EXERCISE AIM: Exact reproduction of the data is required, with images excluded.

DATA SHOWN:
•••••

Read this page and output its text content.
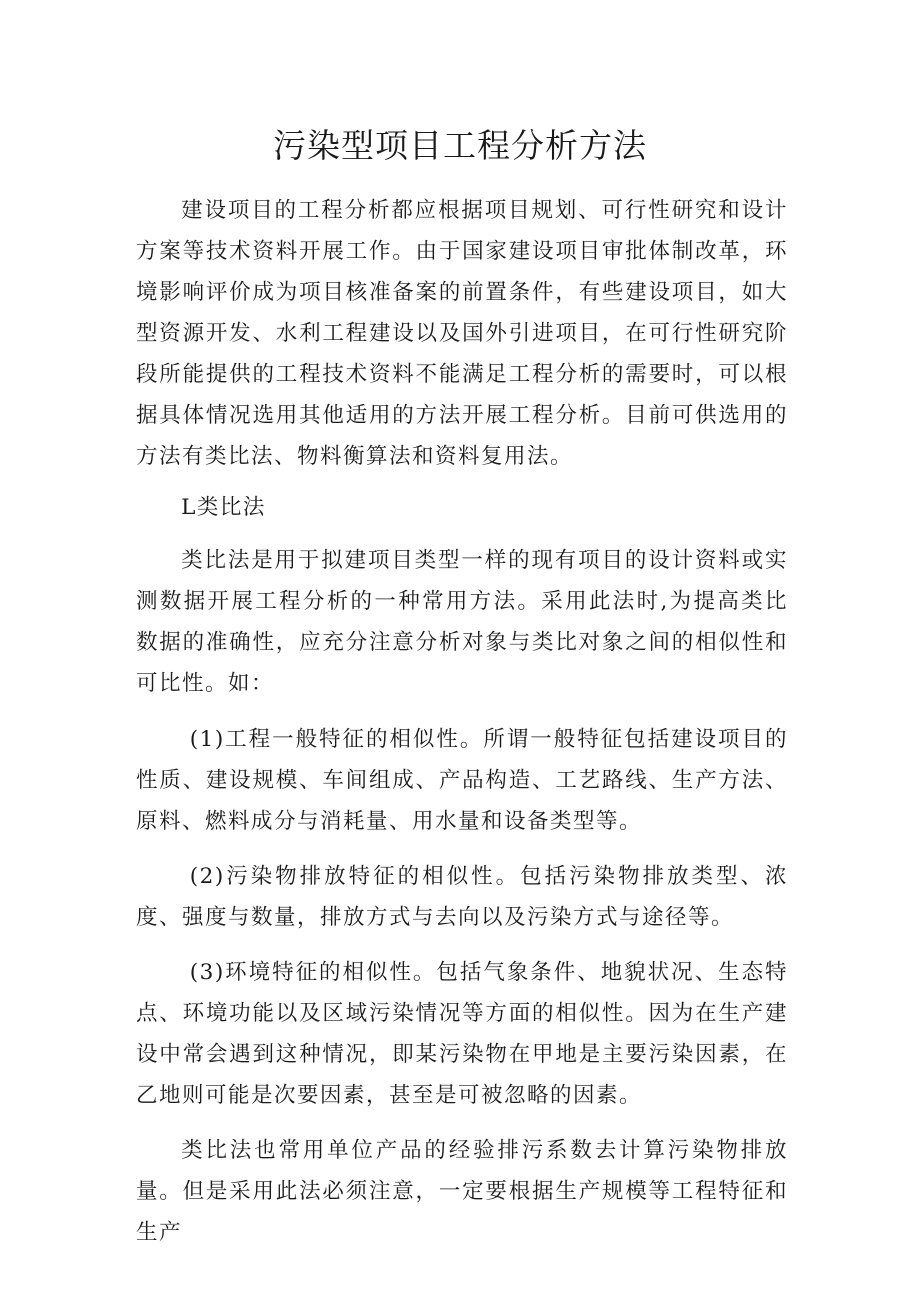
污染型项目工程分析方法

建设项目的工程分析都应根据项目规划、可行性研究和设计方案等技术资料开展工作。由于国家建设项目审批体制改革，环境影响评价成为项目核准备案的前置条件，有些建设项目，如大型资源开发、水利工程建设以及国外引进项目，在可行性研究阶段所能提供的工程技术资料不能满足工程分析的需要时，可以根据具体情况选用其他适用的方法开展工程分析。目前可供选用的方法有类比法、物料衡算法和资料复用法。

L类比法

类比法是用于拟建项目类型一样的现有项目的设计资料或实测数据开展工程分析的一种常用方法。采用此法时,为提高类比数据的准确性，应充分注意分析对象与类比对象之间的相似性和可比性。如：

(1)工程一般特征的相似性。所谓一般特征包括建设项目的性质、建设规模、车间组成、产品构造、工艺路线、生产方法、原料、燃料成分与消耗量、用水量和设备类型等。

(2)污染物排放特征的相似性。包括污染物排放类型、浓度、强度与数量，排放方式与去向以及污染方式与途径等。

(3)环境特征的相似性。包括气象条件、地貌状况、生态特点、环境功能以及区域污染情况等方面的相似性。因为在生产建设中常会遇到这种情况，即某污染物在甲地是主要污染因素，在乙地则可能是次要因素，甚至是可被忽略的因素。

类比法也常用单位产品的经验排污系数去计算污染物排放量。但是采用此法必须注意，一定要根据生产规模等工程特征和生产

•••••

FULL RESPONSE:
Read this page and output its text content.
污染型项目工程分析方法

建设项目的工程分析都应根据项目规划、可行性研究和设计方案等技术资料开展工作。由于国家建设项目审批体制改革，环境影响评价成为项目核准备案的前置条件，有些建设项目，如大型资源开发、水利工程建设以及国外引进项目，在可行性研究阶段所能提供的工程技术资料不能满足工程分析的需要时，可以根据具体情况选用其他适用的方法开展工程分析。目前可供选用的方法有类比法、物料衡算法和资料复用法。

L类比法

类比法是用于拟建项目类型一样的现有项目的设计资料或实测数据开展工程分析的一种常用方法。采用此法时,为提高类比数据的准确性，应充分注意分析对象与类比对象之间的相似性和可比性。如：

(1)工程一般特征的相似性。所谓一般特征包括建设项目的性质、建设规模、车间组成、产品构造、工艺路线、生产方法、原料、燃料成分与消耗量、用水量和设备类型等。

(2)污染物排放特征的相似性。包括污染物排放类型、浓度、强度与数量，排放方式与去向以及污染方式与途径等。

(3)环境特征的相似性。包括气象条件、地貌状况、生态特点、环境功能以及区域污染情况等方面的相似性。因为在生产建设中常会遇到这种情况，即某污染物在甲地是主要污染因素，在乙地则可能是次要因素，甚至是可被忽略的因素。

类比法也常用单位产品的经验排污系数去计算污染物排放量。但是采用此法必须注意，一定要根据生产规模等工程特征和生产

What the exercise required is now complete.